* **YOUR INSTRUCTIONS**: Return all of the entries exactly, with nothing added or left out.

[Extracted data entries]
■ ■ ■ ■ ■

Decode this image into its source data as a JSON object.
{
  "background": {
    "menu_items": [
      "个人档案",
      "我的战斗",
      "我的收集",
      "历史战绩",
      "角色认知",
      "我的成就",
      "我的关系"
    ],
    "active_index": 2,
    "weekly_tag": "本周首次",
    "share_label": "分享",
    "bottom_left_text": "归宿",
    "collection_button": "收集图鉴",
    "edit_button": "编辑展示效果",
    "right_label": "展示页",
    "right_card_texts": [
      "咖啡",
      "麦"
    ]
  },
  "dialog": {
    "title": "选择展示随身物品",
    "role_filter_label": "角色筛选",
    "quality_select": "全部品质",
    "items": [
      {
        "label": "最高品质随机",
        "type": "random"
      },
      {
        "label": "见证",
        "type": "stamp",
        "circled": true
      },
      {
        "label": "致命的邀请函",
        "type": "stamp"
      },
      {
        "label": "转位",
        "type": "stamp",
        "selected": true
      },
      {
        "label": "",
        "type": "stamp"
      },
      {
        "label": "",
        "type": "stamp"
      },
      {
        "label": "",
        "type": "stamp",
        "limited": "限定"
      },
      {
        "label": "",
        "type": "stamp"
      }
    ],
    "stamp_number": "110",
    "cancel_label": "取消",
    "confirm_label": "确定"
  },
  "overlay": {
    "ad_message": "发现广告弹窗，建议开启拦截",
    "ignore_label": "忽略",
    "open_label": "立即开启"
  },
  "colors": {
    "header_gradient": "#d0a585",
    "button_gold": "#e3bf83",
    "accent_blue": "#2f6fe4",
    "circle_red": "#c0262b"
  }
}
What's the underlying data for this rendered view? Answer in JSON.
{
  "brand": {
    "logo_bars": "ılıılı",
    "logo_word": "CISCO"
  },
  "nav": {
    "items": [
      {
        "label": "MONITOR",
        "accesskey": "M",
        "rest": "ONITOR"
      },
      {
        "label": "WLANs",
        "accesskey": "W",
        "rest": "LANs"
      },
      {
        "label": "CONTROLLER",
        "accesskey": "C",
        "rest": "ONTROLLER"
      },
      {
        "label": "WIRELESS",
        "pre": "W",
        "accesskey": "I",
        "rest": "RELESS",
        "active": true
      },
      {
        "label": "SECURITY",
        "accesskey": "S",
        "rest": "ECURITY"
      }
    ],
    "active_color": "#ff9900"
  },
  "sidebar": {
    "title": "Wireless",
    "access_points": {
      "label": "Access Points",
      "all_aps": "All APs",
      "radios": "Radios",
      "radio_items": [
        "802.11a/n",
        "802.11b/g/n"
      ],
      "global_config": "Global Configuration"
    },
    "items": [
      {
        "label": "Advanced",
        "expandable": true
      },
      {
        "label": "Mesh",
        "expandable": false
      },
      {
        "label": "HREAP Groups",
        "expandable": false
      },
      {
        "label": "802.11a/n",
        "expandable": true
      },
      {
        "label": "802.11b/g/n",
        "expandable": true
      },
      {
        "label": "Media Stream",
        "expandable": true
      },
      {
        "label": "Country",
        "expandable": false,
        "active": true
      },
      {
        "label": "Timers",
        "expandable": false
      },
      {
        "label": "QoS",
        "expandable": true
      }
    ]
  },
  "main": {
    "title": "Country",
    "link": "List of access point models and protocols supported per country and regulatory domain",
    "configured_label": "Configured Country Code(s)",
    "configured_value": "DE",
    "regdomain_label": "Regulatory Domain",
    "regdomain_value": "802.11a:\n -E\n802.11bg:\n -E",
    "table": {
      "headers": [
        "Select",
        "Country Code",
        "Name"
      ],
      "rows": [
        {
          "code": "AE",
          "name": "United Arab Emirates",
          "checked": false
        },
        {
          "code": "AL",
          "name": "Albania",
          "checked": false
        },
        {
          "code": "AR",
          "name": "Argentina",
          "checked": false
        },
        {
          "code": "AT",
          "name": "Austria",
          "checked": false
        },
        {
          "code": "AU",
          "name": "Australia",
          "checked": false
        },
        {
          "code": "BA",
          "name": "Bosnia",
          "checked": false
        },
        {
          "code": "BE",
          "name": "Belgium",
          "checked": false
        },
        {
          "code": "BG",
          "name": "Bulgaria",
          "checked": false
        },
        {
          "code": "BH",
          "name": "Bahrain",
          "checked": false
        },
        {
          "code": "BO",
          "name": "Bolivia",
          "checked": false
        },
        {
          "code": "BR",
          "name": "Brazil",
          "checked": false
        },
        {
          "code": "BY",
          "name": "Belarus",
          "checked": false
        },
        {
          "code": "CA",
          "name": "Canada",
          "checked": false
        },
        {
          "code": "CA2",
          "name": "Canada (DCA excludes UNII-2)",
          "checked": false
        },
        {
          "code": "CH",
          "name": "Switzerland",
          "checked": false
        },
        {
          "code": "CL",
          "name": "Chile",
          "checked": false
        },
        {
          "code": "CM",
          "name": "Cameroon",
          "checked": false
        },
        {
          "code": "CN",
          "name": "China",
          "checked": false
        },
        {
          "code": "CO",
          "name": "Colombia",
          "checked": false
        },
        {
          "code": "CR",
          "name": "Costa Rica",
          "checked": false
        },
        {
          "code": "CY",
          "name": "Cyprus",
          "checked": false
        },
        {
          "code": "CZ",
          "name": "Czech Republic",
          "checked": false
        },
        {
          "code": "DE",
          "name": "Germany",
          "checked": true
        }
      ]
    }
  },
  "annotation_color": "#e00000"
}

■ ■ ■ ■ ■

* **EXERCISE OUTPUT**:
Decode this image into its source data as a JSON object.
{
  "background": {
    "menu_items": [
      "个人档案",
      "我的战斗",
      "我的收集",
      "历史战绩",
      "角色认知",
      "我的成就",
      "我的关系"
    ],
    "active_index": 2,
    "weekly_tag": "本周首次",
    "share_label": "分享",
    "bottom_left_text": "归宿",
    "collection_button": "收集图鉴",
    "edit_button": "编辑展示效果",
    "right_label": "展示页",
    "right_card_texts": [
      "咖啡",
      "麦"
    ]
  },
  "dialog": {
    "title": "选择展示随身物品",
    "role_filter_label": "角色筛选",
    "quality_select": "全部品质",
    "items": [
      {
        "label": "最高品质随机",
        "type": "random"
      },
      {
        "label": "见证",
        "type": "stamp",
        "circled": true
      },
      {
        "label": "致命的邀请函",
        "type": "stamp"
      },
      {
        "label": "转位",
        "type": "stamp",
        "selected": true
      },
      {
        "label": "",
        "type": "stamp"
      },
      {
        "label": "",
        "type": "stamp"
      },
      {
        "label": "",
        "type": "stamp",
        "limited": "限定"
      },
      {
        "label": "",
        "type": "stamp"
      }
    ],
    "stamp_number": "110",
    "cancel_label": "取消",
    "confirm_label": "确定"
  },
  "overlay": {
    "ad_message": "发现广告弹窗，建议开启拦截",
    "ignore_label": "忽略",
    "open_label": "立即开启"
  },
  "colors": {
    "header_gradient": "#d0a585",
    "button_gold": "#e3bf83",
    "accent_blue": "#2f6fe4",
    "circle_red": "#c0262b"
  }
}
What's the underlying data for this rendered view? Answer in JSON.
{
  "brand": {
    "logo_bars": "ılıılı",
    "logo_word": "CISCO"
  },
  "nav": {
    "items": [
      {
        "label": "MONITOR",
        "accesskey": "M",
        "rest": "ONITOR"
      },
      {
        "label": "WLANs",
        "accesskey": "W",
        "rest": "LANs"
      },
      {
        "label": "CONTROLLER",
        "accesskey": "C",
        "rest": "ONTROLLER"
      },
      {
        "label": "WIRELESS",
        "pre": "W",
        "accesskey": "I",
        "rest": "RELESS",
        "active": true
      },
      {
        "label": "SECURITY",
        "accesskey": "S",
        "rest": "ECURITY"
      }
    ],
    "active_color": "#ff9900"
  },
  "sidebar": {
    "title": "Wireless",
    "access_points": {
      "label": "Access Points",
      "all_aps": "All APs",
      "radios": "Radios",
      "radio_items": [
        "802.11a/n",
        "802.11b/g/n"
      ],
      "global_config": "Global Configuration"
    },
    "items": [
      {
        "label": "Advanced",
        "expandable": true
      },
      {
        "label": "Mesh",
        "expandable": false
      },
      {
        "label": "HREAP Groups",
        "expandable": false
      },
      {
        "label": "802.11a/n",
        "expandable": true
      },
      {
        "label": "802.11b/g/n",
        "expandable": true
      },
      {
        "label": "Media Stream",
        "expandable": true
      },
      {
        "label": "Country",
        "expandable": false,
        "active": true
      },
      {
        "label": "Timers",
        "expandable": false
      },
      {
        "label": "QoS",
        "expandable": true
      }
    ]
  },
  "main": {
    "title": "Country",
    "link": "List of access point models and protocols supported per country and regulatory domain",
    "configured_label": "Configured Country Code(s)",
    "configured_value": "DE",
    "regdomain_label": "Regulatory Domain",
    "regdomain_value": "802.11a:\n -E\n802.11bg:\n -E",
    "table": {
      "headers": [
        "Select",
        "Country Code",
        "Name"
      ],
      "rows": [
        {
          "code": "AE",
          "name": "United Arab Emirates",
          "checked": false
        },
        {
          "code": "AL",
          "name": "Albania",
          "checked": false
        },
        {
          "code": "AR",
          "name": "Argentina",
          "checked": false
        },
        {
          "code": "AT",
          "name": "Austria",
          "checked": false
        },
        {
          "code": "AU",
          "name": "Australia",
          "checked": false
        },
        {
          "code": "BA",
          "name": "Bosnia",
          "checked": false
        },
        {
          "code": "BE",
          "name": "Belgium",
          "checked": false
        },
        {
          "code": "BG",
          "name": "Bulgaria",
          "checked": false
        },
        {
          "code": "BH",
          "name": "Bahrain",
          "checked": false
        },
        {
          "code": "BO",
          "name": "Bolivia",
          "checked": false
        },
        {
          "code": "BR",
          "name": "Brazil",
          "checked": false
        },
        {
          "code": "BY",
          "name": "Belarus",
          "checked": false
        },
        {
          "code": "CA",
          "name": "Canada",
          "checked": false
        },
        {
          "code": "CA2",
          "name": "Canada (DCA excludes UNII-2)",
          "checked": false
        },
        {
          "code": "CH",
          "name": "Switzerland",
          "checked": false
        },
        {
          "code": "CL",
          "name": "Chile",
          "checked": false
        },
        {
          "code": "CM",
          "name": "Cameroon",
          "checked": false
        },
        {
          "code": "CN",
          "name": "China",
          "checked": false
        },
        {
          "code": "CO",
          "name": "Colombia",
          "checked": false
        },
        {
          "code": "CR",
          "name": "Costa Rica",
          "checked": false
        },
        {
          "code": "CY",
          "name": "Cyprus",
          "checked": false
        },
        {
          "code": "CZ",
          "name": "Czech Republic",
          "checked": false
        },
        {
          "code": "DE",
          "name": "Germany",
          "checked": true
        }
      ]
    }
  },
  "annotation_color": "#e00000"
}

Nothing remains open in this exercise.